Search the listing below for the string "ylabel" and copy every line where it occurs.

Listing

(begin)

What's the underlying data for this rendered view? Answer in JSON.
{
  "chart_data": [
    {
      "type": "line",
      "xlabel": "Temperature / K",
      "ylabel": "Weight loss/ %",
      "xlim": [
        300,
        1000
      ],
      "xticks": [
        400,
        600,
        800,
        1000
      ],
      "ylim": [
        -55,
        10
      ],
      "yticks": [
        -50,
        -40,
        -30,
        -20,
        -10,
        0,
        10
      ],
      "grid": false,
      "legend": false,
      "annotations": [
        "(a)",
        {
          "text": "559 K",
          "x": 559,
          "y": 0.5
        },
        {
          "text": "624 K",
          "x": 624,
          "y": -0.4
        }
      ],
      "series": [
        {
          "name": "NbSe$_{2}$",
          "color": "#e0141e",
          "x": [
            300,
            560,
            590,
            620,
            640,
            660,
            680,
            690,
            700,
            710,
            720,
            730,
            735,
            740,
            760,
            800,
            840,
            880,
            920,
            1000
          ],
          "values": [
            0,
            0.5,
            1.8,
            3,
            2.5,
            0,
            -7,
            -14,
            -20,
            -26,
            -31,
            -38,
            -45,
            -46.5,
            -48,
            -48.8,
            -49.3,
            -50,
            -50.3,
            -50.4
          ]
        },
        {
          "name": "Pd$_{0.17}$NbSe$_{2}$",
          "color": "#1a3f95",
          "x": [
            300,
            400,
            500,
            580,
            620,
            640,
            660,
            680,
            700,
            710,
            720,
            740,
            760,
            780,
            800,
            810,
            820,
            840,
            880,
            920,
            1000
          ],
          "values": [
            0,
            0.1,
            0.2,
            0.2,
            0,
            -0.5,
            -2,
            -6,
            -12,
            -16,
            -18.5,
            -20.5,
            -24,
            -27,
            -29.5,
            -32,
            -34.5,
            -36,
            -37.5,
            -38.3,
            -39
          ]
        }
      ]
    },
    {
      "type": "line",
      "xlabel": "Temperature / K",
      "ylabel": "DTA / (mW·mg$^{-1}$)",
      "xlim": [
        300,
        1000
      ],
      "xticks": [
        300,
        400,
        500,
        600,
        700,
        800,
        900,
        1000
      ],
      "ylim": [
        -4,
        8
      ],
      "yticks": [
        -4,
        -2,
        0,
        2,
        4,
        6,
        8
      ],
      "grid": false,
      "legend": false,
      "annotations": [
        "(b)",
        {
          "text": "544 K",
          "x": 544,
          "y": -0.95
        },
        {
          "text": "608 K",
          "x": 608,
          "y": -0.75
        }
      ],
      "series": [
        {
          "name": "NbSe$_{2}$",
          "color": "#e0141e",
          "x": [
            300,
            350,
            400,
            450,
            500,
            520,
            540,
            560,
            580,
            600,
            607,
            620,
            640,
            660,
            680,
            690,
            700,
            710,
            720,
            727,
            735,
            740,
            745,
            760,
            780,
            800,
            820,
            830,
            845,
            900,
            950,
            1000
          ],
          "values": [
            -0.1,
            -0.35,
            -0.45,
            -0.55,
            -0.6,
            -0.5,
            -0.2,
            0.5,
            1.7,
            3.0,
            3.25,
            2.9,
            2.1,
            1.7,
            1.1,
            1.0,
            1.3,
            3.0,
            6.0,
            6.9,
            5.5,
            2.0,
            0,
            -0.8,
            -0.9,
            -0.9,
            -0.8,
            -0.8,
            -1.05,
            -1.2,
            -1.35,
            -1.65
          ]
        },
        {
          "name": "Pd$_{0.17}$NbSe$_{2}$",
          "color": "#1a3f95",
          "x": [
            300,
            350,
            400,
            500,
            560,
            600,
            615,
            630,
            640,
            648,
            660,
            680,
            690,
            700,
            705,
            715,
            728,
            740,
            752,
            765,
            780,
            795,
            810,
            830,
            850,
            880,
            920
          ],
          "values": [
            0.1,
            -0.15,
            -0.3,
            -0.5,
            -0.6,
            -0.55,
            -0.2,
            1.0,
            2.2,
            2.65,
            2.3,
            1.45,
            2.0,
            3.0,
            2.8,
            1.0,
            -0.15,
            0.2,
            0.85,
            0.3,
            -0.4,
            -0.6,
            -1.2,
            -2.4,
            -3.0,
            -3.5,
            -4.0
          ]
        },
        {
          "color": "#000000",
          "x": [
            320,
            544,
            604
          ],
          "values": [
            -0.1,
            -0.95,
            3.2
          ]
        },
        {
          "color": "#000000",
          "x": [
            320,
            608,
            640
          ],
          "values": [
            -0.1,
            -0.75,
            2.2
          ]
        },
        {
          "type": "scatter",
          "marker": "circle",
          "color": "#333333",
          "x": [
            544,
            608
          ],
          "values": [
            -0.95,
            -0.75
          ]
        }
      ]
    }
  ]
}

(end)

Task response
      "ylabel": "Weight loss/ %",
      "ylabel": "DTA / (mW·mg$^{-1}$)",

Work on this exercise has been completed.